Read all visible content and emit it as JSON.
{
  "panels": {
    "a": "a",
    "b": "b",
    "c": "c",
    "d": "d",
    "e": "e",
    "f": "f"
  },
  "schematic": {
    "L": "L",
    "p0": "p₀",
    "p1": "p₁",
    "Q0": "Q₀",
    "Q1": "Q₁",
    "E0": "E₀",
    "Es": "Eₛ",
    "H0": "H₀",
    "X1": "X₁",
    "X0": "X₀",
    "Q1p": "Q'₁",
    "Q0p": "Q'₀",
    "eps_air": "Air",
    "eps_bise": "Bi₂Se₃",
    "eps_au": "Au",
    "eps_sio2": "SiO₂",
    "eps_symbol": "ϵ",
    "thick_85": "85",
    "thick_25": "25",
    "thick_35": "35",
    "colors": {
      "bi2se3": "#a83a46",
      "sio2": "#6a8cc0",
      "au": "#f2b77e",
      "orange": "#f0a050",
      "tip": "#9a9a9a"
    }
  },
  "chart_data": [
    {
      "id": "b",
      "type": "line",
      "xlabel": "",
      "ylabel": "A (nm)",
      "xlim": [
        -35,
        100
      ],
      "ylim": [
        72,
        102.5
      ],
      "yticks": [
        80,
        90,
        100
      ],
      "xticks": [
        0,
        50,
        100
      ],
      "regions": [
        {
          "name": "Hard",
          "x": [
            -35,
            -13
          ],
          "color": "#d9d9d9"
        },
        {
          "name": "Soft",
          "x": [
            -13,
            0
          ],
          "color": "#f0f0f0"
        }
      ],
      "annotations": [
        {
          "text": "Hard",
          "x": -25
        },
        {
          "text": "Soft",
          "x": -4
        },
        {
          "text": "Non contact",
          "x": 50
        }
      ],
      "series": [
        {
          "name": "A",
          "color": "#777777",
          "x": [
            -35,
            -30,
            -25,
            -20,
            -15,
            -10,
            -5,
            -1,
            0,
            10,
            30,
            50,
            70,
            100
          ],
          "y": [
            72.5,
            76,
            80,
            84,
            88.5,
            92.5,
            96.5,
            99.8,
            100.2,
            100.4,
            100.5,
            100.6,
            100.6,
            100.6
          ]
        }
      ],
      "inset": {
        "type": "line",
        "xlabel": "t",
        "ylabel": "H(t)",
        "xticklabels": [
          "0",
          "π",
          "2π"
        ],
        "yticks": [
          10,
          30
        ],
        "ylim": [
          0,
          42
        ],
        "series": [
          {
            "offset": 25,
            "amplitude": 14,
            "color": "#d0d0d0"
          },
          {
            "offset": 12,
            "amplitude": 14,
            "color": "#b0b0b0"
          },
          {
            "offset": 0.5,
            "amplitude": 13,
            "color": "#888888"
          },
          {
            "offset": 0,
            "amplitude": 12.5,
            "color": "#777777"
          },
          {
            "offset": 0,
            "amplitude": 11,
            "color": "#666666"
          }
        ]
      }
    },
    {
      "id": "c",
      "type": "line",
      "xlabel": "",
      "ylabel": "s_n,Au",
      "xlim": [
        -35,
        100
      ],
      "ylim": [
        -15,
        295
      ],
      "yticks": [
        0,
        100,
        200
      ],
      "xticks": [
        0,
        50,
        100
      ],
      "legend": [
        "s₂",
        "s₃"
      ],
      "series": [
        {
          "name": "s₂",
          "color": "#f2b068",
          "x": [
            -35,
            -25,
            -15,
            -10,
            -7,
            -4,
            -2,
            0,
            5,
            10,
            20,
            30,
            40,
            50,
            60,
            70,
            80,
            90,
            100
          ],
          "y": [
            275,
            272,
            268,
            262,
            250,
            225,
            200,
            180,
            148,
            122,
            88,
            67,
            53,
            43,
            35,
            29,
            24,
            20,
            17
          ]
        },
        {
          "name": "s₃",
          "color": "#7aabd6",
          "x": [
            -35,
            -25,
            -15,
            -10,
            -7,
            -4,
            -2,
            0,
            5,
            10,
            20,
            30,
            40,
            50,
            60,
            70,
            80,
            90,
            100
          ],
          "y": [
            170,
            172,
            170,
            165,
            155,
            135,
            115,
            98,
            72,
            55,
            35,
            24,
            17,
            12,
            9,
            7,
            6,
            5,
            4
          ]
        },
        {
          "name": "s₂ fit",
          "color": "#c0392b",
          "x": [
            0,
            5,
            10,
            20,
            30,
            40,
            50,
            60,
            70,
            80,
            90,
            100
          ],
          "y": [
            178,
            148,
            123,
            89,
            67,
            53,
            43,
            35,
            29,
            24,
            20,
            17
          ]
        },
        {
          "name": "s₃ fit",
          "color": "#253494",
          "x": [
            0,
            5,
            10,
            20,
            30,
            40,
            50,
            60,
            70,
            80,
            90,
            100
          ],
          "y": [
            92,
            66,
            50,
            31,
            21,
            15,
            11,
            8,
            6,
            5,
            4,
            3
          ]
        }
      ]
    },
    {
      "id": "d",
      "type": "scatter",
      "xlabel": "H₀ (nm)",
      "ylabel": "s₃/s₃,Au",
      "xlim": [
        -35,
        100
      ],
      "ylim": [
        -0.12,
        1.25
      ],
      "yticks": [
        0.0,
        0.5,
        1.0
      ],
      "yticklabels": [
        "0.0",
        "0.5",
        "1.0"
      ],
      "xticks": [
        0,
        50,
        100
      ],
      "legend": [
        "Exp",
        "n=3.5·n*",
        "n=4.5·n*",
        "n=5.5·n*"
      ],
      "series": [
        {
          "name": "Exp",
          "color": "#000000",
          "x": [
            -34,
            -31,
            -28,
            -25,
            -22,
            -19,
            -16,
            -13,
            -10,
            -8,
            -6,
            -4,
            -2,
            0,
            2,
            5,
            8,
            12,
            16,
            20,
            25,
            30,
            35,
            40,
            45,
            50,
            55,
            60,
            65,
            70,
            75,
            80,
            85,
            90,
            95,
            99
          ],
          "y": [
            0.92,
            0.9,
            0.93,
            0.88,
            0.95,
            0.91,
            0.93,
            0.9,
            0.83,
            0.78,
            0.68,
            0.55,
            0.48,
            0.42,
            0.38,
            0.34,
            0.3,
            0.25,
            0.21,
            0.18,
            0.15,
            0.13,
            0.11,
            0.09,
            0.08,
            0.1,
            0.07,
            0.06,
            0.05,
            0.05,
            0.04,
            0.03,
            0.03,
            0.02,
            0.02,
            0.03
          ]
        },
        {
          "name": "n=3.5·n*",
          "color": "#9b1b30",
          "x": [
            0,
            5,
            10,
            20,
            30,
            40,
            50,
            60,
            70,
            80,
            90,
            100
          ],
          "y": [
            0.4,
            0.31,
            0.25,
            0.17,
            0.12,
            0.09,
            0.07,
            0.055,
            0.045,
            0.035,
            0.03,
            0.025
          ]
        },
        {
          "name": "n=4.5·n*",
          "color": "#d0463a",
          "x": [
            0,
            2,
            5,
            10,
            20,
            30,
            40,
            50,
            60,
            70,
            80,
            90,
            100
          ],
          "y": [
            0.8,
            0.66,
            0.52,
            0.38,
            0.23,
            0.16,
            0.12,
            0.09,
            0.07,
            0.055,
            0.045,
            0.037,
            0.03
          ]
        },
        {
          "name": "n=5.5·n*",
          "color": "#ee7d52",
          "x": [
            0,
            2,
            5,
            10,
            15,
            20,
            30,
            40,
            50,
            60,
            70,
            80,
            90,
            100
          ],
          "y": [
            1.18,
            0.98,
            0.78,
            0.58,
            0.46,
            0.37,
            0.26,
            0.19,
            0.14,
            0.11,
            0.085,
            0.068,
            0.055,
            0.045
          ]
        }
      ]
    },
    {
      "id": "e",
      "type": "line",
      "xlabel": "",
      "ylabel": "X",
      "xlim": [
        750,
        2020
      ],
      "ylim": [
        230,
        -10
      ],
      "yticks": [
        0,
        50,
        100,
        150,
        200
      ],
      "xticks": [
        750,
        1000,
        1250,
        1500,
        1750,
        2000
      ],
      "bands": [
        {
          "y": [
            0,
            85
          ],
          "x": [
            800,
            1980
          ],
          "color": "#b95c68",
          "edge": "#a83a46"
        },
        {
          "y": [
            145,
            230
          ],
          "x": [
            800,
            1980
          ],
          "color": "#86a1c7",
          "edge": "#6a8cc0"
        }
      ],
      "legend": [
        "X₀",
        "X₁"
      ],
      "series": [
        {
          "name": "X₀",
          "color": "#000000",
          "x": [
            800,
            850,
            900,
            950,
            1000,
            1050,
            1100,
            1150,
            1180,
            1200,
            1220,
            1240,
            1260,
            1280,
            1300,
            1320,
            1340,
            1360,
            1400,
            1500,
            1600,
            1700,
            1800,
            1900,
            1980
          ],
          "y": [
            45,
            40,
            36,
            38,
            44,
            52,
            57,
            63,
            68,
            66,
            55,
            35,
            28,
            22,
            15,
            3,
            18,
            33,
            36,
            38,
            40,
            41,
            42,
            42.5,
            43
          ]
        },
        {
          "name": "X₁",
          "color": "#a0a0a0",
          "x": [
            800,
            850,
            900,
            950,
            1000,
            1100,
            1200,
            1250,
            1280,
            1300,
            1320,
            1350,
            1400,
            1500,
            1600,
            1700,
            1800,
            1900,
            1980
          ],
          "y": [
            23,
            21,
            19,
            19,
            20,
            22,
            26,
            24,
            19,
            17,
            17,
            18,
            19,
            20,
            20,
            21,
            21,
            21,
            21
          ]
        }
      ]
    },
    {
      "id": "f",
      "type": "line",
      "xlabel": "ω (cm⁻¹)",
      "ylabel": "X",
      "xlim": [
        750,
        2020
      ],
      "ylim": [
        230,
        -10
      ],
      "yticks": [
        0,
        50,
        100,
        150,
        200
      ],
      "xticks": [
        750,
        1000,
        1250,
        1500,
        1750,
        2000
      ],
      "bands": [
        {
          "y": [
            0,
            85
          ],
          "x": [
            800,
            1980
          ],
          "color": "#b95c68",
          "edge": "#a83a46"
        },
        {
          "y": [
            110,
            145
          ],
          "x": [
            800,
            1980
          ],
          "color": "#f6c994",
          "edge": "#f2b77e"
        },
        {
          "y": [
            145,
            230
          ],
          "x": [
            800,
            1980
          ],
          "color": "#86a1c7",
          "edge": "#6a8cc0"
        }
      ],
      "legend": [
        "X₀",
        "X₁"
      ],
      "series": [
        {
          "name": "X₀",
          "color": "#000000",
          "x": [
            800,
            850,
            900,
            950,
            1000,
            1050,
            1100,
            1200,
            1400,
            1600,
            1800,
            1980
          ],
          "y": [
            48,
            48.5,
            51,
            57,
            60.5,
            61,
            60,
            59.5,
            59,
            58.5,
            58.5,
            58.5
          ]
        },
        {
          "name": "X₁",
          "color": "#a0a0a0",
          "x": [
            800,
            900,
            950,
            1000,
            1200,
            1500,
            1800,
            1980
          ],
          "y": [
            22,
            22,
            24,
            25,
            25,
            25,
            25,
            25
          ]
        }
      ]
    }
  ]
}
┄┄┄┄┄┄┄┄┄┄
To be done:
In the entries above, locate every line with the word "offset" and copy it.

Written answer:
            "offset": 25,
            "offset": 12,
            "offset": 0.5,
            "offset": 0,
            "offset": 0,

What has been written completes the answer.